— Start WORKING DATA —

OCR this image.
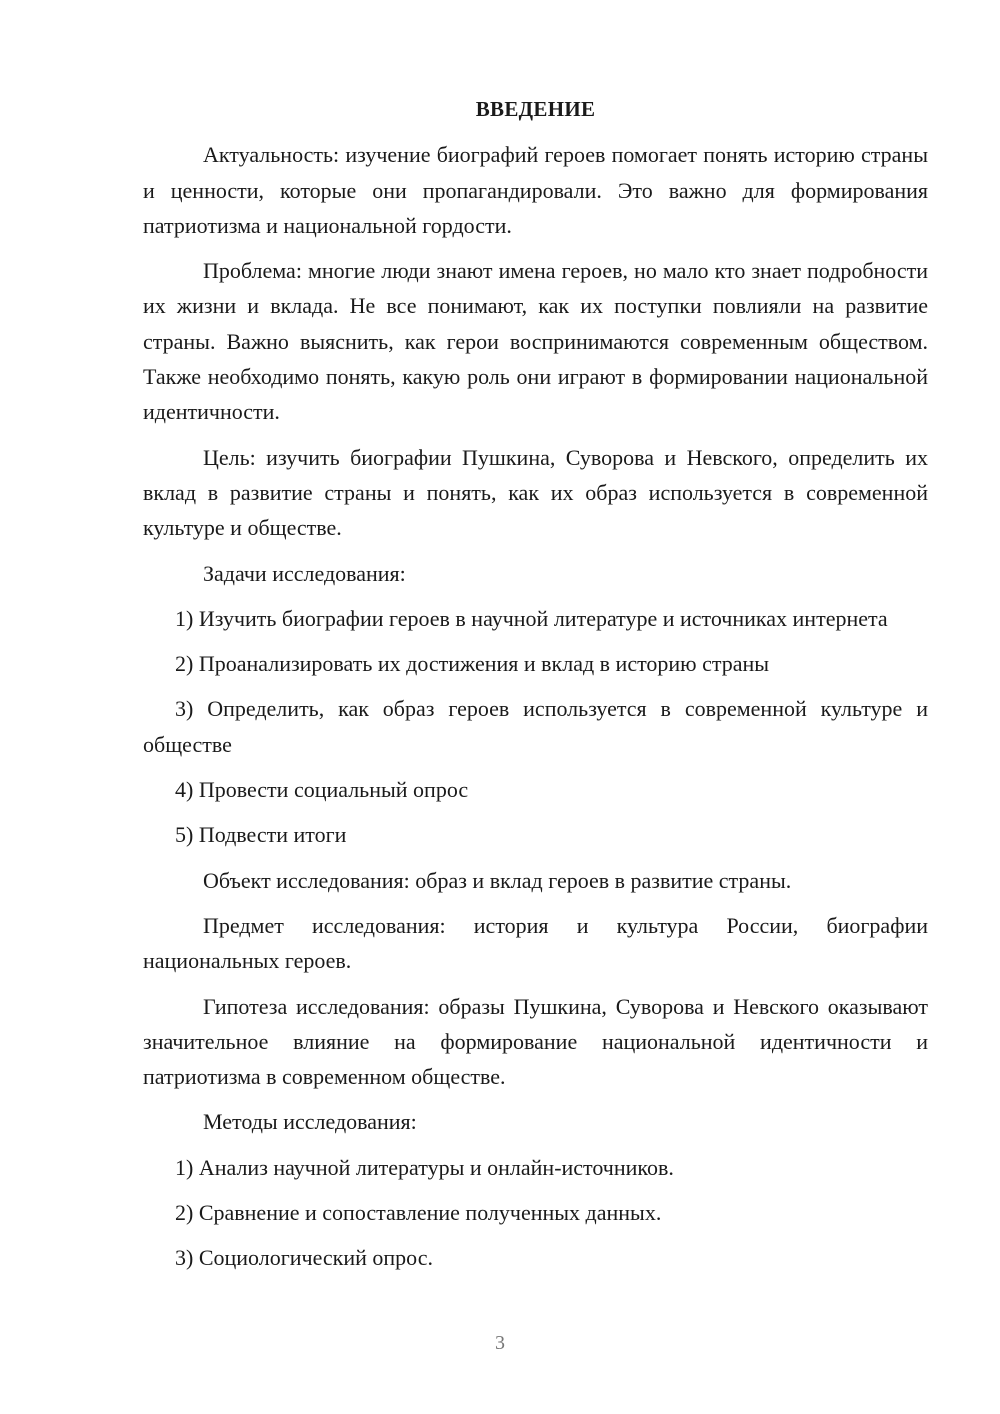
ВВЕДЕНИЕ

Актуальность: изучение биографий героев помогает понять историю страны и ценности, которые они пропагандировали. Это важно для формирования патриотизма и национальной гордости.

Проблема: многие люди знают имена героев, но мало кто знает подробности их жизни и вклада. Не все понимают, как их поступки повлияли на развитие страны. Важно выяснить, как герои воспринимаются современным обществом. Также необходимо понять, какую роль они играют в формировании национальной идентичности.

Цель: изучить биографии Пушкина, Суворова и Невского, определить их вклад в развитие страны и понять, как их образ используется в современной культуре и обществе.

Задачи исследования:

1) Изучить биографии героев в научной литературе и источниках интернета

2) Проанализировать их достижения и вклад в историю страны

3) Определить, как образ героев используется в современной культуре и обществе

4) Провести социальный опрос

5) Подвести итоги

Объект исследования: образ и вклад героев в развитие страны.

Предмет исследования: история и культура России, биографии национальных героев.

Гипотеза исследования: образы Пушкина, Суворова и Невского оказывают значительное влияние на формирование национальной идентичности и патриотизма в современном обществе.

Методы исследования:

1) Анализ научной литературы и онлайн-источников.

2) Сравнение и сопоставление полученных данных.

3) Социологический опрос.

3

— End WORKING DATA —
— Start WORKING DATA —

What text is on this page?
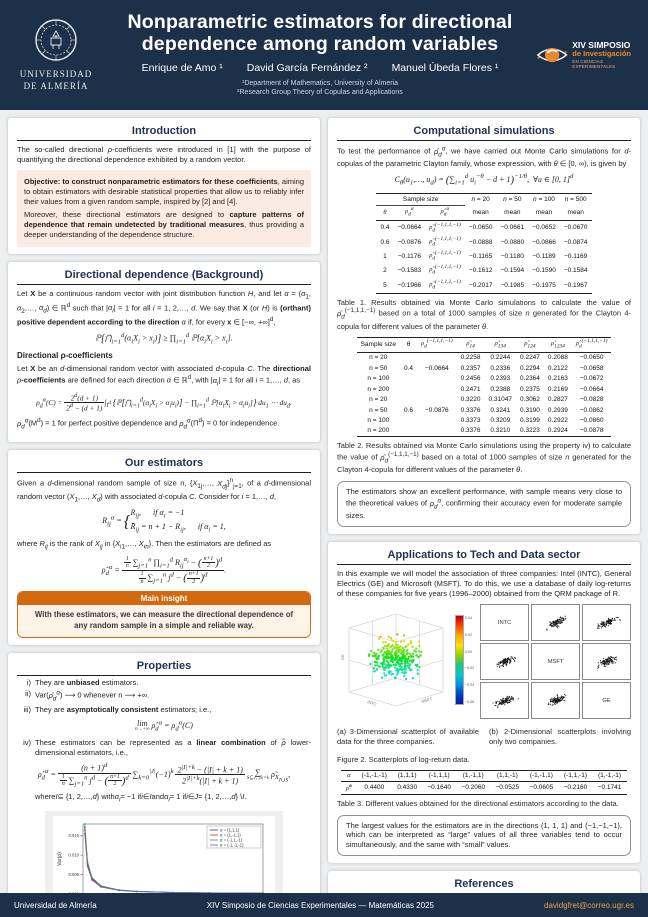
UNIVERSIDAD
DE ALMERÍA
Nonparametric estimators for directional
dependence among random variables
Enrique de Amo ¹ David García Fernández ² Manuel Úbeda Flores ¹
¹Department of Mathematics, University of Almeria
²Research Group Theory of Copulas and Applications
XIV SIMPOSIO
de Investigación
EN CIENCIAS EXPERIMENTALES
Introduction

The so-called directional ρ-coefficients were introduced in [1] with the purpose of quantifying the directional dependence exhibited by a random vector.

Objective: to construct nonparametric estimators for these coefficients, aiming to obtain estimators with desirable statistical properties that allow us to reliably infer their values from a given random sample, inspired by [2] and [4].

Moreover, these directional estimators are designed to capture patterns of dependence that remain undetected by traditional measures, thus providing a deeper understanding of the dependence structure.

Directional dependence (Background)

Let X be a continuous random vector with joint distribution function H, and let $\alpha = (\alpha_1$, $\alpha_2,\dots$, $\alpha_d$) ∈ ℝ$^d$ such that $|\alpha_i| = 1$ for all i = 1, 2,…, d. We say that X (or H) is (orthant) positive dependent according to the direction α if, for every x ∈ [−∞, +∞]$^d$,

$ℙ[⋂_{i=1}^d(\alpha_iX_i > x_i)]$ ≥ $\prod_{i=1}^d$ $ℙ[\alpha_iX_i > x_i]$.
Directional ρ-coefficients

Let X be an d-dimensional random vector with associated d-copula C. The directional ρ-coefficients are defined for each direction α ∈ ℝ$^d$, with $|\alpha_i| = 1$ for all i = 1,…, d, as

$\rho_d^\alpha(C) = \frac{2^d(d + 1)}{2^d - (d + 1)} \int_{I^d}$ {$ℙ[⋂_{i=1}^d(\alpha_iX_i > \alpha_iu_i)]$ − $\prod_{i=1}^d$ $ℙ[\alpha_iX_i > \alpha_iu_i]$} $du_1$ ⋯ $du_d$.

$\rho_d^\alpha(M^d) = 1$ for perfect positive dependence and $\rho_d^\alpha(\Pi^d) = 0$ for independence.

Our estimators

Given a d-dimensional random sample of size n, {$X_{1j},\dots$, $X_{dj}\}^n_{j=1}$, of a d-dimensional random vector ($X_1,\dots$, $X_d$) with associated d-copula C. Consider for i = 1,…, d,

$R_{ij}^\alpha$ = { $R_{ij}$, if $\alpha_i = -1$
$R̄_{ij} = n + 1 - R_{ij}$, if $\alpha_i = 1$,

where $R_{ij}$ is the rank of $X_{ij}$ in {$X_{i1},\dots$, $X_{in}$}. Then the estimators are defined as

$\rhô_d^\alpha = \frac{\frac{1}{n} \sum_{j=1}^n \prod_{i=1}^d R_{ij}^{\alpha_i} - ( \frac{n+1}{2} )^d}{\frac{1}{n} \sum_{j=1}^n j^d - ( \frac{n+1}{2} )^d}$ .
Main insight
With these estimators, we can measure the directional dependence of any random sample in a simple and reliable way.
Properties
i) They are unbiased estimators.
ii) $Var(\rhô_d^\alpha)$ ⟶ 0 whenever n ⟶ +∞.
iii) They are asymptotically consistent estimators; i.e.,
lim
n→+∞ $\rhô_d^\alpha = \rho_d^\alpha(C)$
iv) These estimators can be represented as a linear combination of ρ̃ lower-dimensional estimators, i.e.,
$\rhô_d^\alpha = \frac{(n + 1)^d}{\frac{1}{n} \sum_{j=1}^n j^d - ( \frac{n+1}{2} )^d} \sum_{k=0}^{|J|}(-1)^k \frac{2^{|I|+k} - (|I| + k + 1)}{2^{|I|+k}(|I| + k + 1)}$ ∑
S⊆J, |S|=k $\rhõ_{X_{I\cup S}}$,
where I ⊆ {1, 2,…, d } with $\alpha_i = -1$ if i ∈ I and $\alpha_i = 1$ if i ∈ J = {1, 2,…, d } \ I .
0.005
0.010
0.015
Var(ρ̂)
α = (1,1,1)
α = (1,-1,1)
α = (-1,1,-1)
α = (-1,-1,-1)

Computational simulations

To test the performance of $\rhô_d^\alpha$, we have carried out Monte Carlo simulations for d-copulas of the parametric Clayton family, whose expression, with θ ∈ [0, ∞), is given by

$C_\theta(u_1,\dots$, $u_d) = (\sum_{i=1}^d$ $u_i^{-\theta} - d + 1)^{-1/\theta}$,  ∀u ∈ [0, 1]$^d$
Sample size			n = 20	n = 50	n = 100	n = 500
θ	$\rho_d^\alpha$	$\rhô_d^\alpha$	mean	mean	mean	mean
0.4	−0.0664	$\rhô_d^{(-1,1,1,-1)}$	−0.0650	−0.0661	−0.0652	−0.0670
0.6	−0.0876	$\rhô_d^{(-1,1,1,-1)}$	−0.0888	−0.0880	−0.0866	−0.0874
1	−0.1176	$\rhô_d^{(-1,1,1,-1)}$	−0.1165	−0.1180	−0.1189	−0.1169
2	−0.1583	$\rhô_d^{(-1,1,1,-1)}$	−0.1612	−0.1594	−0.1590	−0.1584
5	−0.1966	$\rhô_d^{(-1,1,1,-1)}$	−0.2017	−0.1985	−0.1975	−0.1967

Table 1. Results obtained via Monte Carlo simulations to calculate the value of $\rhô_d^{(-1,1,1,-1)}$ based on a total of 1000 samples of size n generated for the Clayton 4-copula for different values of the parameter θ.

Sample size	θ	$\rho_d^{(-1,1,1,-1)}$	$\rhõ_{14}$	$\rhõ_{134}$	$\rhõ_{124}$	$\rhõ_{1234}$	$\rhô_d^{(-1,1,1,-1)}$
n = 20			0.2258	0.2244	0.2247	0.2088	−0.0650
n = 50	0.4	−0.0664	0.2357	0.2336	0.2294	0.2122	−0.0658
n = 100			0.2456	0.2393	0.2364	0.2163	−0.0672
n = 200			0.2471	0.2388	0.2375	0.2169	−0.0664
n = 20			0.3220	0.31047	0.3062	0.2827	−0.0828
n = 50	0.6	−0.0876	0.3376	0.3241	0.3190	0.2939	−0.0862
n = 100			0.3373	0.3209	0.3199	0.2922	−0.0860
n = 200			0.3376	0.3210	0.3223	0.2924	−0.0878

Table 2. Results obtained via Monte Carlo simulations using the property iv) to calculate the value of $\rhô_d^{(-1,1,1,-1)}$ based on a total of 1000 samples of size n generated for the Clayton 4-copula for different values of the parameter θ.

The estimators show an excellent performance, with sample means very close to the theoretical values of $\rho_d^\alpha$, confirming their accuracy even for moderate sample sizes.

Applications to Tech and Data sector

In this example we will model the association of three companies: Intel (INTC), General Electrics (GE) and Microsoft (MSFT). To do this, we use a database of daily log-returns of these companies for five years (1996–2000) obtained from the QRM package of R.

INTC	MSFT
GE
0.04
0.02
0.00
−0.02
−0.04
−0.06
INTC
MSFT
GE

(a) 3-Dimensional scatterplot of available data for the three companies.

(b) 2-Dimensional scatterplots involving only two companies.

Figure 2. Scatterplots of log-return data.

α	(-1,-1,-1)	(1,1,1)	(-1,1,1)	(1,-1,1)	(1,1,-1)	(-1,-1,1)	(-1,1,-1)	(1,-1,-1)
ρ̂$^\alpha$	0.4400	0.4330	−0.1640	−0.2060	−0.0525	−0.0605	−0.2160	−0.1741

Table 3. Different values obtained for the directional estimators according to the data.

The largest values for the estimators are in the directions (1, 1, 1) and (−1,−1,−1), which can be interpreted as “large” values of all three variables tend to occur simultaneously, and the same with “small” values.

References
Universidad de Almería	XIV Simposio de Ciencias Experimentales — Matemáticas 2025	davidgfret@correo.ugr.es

— End WORKING DATA —
— Start WORKING DATA —

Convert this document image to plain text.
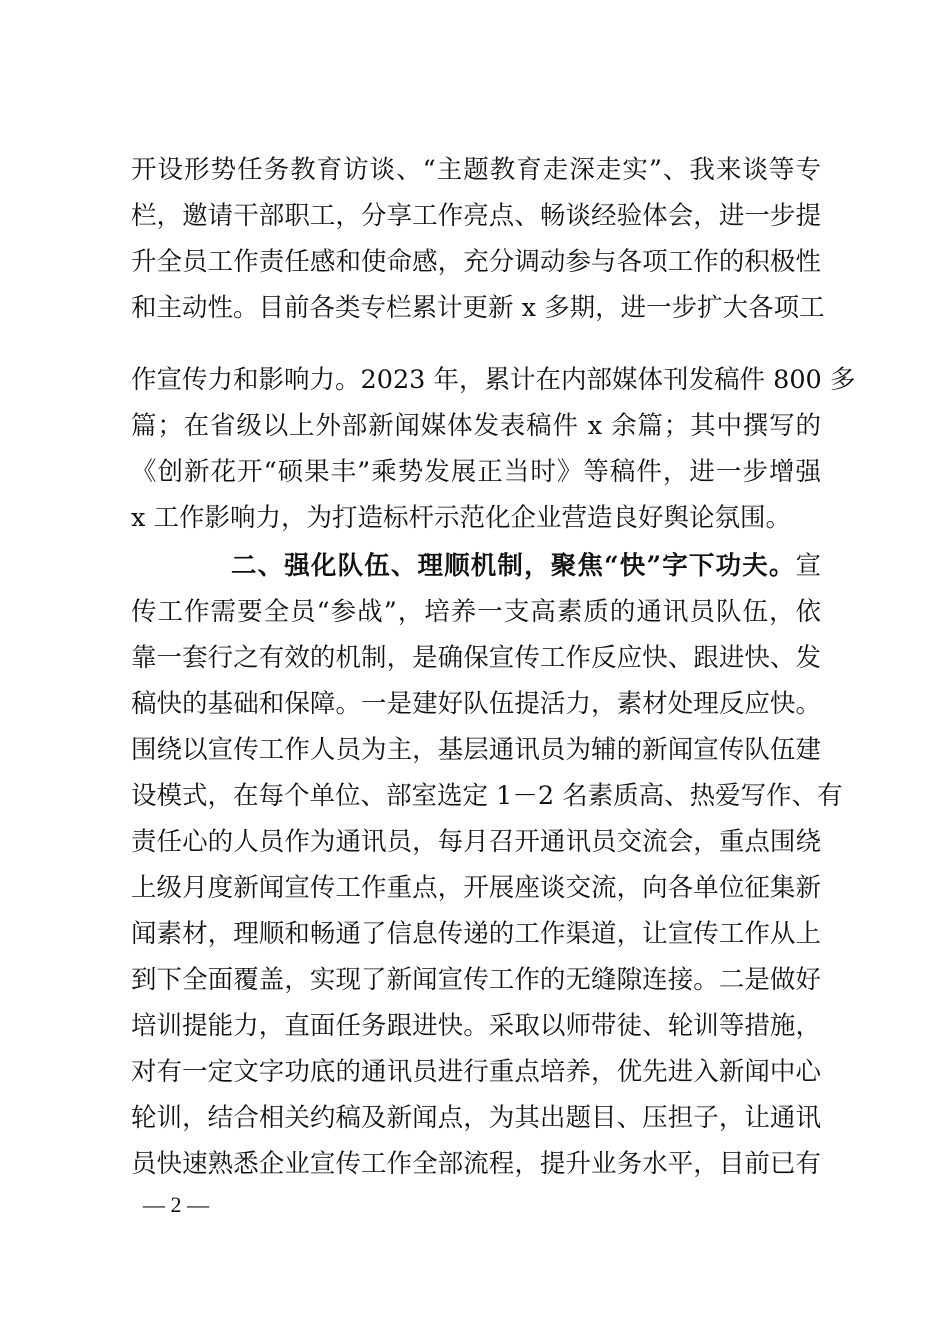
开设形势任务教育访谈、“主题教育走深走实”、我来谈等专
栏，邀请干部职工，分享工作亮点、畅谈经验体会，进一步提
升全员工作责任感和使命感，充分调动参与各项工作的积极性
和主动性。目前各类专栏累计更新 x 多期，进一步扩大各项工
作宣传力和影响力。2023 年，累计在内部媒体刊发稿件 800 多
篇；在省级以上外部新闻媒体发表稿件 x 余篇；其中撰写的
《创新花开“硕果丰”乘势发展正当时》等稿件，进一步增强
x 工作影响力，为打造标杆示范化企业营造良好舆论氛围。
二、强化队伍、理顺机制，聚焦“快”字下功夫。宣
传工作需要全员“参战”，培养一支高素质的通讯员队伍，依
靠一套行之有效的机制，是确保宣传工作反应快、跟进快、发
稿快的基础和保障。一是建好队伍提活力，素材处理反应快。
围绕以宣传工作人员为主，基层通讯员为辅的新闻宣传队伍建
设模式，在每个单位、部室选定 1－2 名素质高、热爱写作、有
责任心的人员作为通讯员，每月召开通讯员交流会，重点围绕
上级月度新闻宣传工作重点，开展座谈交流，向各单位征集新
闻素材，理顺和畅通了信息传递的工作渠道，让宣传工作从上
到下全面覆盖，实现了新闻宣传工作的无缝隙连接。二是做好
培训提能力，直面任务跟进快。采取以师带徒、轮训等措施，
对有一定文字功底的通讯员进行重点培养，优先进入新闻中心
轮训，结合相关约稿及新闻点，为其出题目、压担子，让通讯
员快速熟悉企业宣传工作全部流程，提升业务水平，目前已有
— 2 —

— End WORKING DATA —

> _PROBLEM REQUIREMENTS_: Collect each line of the entries that has the word "используется", copying it in full.

> _ANSWER TO THE TASK_:
Цель: изучить биографии Пушкина, Суворова и Невского, определить их вклад в развитие страны и понять, как их образ используется в современной культуре и обществе.
3) Определить, как образ героев используется в современной культуре и обществе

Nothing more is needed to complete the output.